Objective:
Go through the data below and copy it exactly, skipping every picture.

Data in this exercise:
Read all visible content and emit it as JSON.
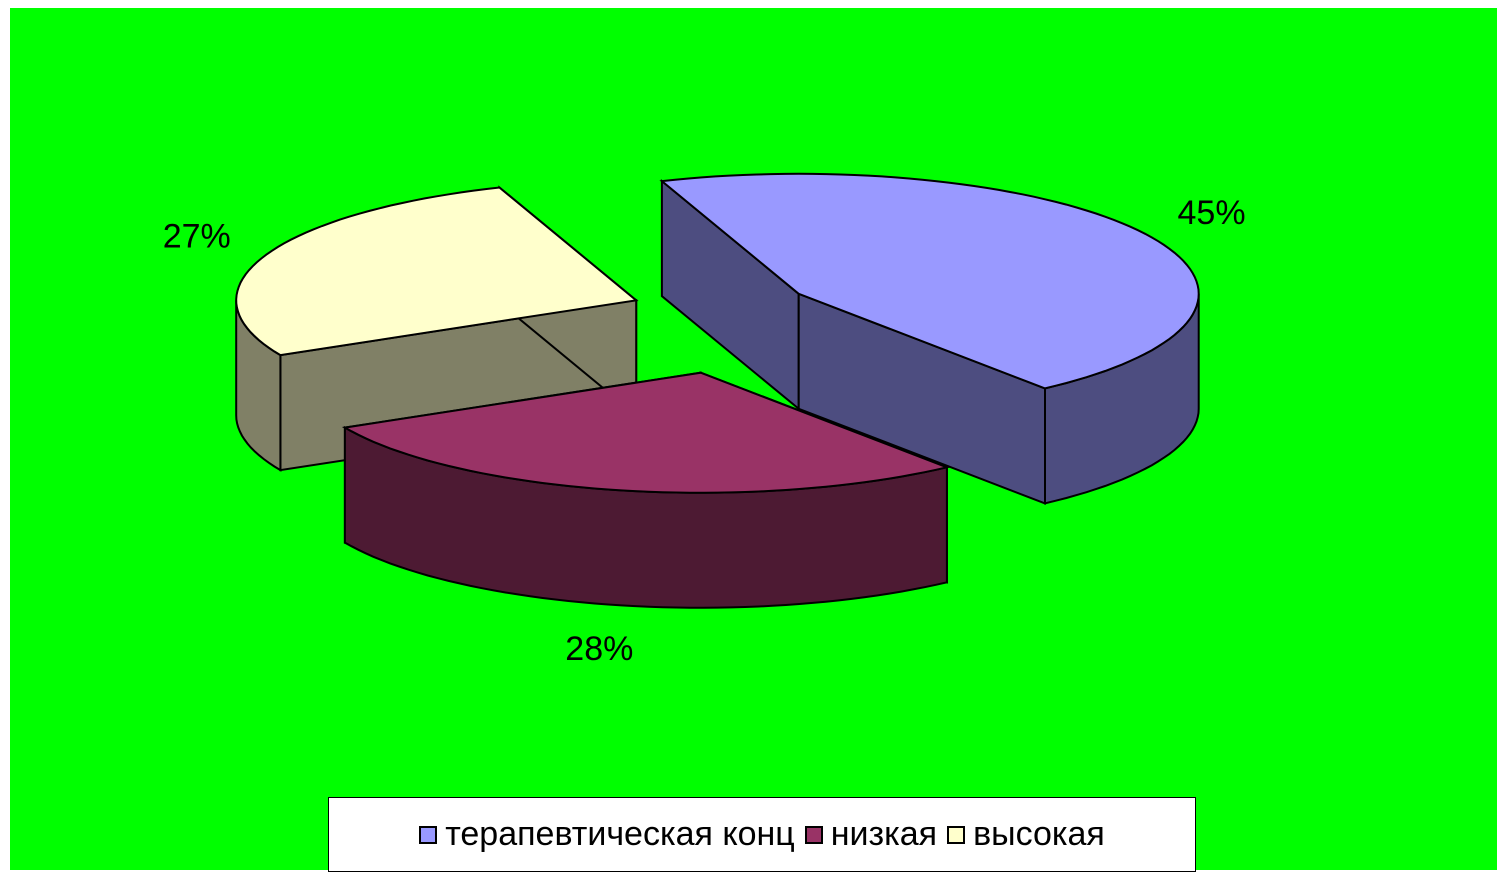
{
  "chart_data": {
    "type": "pie",
    "categories": [
      "терапевтическая конц",
      "низкая",
      "высокая"
    ],
    "values": [
      45,
      28,
      27
    ],
    "value_labels": [
      "45%",
      "28%",
      "27%"
    ],
    "colors": [
      "#9999ff",
      "#993366",
      "#ffffcc"
    ],
    "legend": "bottom"
  }
}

Result of the task:
Read all visible content and emit it as JSON.
{
  "chart_data": {
    "type": "pie",
    "categories": [
      "терапевтическая конц",
      "низкая",
      "высокая"
    ],
    "values": [
      45,
      28,
      27
    ],
    "value_labels": [
      "45%",
      "28%",
      "27%"
    ],
    "colors": [
      "#9999ff",
      "#993366",
      "#ffffcc"
    ],
    "legend": "bottom"
  }
}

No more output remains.